**** SOURCE DATA ****

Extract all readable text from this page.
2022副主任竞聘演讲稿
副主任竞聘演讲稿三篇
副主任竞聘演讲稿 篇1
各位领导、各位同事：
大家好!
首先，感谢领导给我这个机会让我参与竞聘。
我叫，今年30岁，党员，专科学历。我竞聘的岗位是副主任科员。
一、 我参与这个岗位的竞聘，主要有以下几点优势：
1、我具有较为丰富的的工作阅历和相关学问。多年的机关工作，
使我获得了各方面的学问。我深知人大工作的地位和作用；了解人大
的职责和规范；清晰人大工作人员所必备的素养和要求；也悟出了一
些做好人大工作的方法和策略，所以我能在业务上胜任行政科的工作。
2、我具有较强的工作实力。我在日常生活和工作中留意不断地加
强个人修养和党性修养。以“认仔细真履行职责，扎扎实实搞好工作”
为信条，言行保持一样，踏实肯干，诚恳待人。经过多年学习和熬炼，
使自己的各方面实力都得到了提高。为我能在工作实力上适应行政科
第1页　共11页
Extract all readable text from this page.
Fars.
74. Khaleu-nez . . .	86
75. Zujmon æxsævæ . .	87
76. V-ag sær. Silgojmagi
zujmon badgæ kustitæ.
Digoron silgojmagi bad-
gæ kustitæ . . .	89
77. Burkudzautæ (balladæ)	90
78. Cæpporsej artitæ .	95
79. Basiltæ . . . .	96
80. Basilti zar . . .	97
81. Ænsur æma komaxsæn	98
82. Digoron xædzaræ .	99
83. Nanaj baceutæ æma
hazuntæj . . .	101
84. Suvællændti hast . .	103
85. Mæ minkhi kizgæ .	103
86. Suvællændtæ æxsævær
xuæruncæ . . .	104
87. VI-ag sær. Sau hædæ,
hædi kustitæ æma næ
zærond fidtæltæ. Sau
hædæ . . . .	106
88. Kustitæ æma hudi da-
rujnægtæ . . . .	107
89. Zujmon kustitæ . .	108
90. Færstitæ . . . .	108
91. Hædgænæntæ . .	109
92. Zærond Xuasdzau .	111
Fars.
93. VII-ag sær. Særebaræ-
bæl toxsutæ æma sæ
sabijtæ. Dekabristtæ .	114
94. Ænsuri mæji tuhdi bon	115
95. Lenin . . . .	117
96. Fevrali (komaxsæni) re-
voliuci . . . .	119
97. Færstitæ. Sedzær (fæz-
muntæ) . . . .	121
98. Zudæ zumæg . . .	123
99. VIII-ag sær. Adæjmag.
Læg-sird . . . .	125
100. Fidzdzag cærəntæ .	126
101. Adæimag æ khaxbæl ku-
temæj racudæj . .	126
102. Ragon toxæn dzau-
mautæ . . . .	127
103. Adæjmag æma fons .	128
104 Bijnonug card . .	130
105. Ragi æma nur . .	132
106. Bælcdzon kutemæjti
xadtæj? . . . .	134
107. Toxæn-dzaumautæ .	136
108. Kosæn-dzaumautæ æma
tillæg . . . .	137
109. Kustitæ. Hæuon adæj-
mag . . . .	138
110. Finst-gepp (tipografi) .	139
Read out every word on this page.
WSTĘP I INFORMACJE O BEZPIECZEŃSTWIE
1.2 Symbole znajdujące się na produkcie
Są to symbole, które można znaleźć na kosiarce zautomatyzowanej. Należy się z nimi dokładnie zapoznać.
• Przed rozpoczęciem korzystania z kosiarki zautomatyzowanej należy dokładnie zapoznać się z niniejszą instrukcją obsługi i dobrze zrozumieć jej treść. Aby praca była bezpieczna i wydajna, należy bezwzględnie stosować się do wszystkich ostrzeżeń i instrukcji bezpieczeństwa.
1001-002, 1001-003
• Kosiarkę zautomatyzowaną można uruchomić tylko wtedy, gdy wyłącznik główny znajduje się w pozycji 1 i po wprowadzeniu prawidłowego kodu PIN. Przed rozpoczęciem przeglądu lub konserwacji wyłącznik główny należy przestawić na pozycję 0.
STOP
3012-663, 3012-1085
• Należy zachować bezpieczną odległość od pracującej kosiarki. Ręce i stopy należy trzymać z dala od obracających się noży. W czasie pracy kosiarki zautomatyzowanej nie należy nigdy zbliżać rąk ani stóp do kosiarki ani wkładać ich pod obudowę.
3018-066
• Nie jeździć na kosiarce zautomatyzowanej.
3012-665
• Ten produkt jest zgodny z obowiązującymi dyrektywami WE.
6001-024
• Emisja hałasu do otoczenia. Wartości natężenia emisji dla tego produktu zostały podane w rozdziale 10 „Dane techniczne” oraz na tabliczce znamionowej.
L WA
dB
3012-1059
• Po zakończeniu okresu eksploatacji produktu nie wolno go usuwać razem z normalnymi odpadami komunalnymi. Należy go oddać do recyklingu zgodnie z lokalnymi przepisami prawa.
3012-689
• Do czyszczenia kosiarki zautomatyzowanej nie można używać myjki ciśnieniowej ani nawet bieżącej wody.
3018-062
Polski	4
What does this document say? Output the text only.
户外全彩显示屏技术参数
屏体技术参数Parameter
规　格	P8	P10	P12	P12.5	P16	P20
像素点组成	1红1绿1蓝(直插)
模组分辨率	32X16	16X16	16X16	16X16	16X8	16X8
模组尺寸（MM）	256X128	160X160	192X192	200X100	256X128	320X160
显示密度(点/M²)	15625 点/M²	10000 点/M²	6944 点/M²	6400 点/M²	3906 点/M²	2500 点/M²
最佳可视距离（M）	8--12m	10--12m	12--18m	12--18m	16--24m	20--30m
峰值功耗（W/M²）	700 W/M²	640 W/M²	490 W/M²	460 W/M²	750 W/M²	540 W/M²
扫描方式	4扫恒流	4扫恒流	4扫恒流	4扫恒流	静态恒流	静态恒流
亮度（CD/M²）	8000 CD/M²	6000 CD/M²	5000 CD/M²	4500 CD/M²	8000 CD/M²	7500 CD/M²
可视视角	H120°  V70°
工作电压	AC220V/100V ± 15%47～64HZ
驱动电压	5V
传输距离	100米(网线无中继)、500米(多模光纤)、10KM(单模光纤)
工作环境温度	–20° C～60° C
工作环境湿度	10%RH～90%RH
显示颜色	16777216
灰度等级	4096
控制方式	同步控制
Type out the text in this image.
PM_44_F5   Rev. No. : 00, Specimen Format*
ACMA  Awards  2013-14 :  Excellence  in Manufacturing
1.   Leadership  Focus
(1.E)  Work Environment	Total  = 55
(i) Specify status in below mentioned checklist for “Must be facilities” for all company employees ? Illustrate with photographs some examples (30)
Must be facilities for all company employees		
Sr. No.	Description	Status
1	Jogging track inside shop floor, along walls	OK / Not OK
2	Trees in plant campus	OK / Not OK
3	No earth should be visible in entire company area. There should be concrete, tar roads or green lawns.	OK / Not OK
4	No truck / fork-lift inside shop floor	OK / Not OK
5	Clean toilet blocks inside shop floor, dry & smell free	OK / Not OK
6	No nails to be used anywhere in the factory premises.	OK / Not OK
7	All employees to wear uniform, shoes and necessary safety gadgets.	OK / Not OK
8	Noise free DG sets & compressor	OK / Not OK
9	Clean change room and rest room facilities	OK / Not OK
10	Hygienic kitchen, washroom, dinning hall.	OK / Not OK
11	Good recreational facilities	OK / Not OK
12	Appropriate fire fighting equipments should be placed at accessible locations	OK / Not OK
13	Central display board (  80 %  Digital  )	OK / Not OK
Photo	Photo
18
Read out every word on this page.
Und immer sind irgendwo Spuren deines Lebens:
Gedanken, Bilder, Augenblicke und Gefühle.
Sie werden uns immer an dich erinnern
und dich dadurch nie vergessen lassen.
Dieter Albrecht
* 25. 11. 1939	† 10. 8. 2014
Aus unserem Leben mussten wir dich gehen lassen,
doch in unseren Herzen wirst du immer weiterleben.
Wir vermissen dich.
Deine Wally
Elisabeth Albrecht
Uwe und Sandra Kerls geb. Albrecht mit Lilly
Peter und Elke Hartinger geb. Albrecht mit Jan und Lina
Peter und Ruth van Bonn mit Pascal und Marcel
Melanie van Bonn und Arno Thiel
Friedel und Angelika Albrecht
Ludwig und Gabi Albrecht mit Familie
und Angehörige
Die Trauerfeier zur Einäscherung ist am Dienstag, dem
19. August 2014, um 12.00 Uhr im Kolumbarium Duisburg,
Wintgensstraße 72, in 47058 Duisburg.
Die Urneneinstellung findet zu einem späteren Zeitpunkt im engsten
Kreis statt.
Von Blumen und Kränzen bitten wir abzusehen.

****

**REQUIREMENT:** Copy out each line of the records that holds the string "kosiarce".

**WRITTEN SOLUTION:**
Są to symbole, które można znaleźć na kosiarce zautomatyzowanej. Należy się z nimi dokładnie zapoznać.
• Nie jeździć na kosiarce zautomatyzowanej.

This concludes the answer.